>> begin DATA LINES

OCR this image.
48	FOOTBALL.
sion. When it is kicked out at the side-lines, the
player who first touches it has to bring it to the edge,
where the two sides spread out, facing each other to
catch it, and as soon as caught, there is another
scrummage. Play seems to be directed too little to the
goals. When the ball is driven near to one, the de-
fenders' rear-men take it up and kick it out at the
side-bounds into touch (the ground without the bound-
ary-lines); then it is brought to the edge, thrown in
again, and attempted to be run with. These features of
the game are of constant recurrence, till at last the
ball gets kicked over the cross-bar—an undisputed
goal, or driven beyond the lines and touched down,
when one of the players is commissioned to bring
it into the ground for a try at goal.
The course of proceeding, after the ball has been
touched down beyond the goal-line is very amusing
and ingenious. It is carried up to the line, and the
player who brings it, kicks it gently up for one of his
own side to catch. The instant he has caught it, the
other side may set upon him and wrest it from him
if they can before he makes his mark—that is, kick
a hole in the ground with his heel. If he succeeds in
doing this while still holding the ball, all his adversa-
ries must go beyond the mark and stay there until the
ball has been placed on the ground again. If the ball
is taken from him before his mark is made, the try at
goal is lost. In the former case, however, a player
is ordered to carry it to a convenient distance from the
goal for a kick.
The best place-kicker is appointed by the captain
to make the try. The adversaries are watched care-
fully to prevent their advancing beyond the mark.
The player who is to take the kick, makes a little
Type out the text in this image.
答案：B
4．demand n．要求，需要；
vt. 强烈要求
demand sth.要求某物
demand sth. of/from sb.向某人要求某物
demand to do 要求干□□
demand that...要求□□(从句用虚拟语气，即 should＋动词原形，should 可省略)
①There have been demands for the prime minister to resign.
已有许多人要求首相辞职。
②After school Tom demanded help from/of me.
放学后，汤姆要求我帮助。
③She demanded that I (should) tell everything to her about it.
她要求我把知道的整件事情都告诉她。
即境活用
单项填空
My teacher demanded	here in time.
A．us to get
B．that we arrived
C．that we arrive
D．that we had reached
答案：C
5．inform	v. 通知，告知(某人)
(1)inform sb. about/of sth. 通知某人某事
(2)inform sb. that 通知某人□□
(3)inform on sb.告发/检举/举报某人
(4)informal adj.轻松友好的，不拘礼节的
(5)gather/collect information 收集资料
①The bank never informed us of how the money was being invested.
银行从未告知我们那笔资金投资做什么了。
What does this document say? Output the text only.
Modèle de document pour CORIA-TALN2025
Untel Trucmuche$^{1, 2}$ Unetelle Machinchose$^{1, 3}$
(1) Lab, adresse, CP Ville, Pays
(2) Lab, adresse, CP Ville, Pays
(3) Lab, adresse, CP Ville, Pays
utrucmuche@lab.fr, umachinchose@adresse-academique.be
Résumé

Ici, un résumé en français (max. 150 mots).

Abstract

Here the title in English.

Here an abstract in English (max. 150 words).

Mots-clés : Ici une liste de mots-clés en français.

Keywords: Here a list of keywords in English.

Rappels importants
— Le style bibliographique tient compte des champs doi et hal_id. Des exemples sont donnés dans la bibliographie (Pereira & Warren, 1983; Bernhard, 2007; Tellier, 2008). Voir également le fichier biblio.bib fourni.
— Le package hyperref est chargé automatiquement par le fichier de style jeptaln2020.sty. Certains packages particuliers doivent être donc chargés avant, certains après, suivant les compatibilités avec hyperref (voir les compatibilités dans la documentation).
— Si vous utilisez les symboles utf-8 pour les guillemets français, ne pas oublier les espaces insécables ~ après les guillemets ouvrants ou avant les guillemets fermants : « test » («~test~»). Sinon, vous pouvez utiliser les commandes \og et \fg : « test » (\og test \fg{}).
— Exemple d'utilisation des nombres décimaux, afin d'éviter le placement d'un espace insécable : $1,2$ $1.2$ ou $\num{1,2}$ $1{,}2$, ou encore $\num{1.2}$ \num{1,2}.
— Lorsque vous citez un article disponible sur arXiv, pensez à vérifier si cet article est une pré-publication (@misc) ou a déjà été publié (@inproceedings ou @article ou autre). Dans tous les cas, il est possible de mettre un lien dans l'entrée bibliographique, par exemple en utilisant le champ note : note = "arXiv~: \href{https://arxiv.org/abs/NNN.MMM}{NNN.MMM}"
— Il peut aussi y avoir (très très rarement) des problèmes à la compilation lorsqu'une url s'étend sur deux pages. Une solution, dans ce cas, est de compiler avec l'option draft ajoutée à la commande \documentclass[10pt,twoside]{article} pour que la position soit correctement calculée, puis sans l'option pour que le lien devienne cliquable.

>> end DATA LINES

TASK REQUIREMENTS →
Isolate the lines that hold the word "before" and copy all of them.

FINAL RESULT →
if they can before he makes his mark—that is, kick
is taken from him before his mark is made, the try at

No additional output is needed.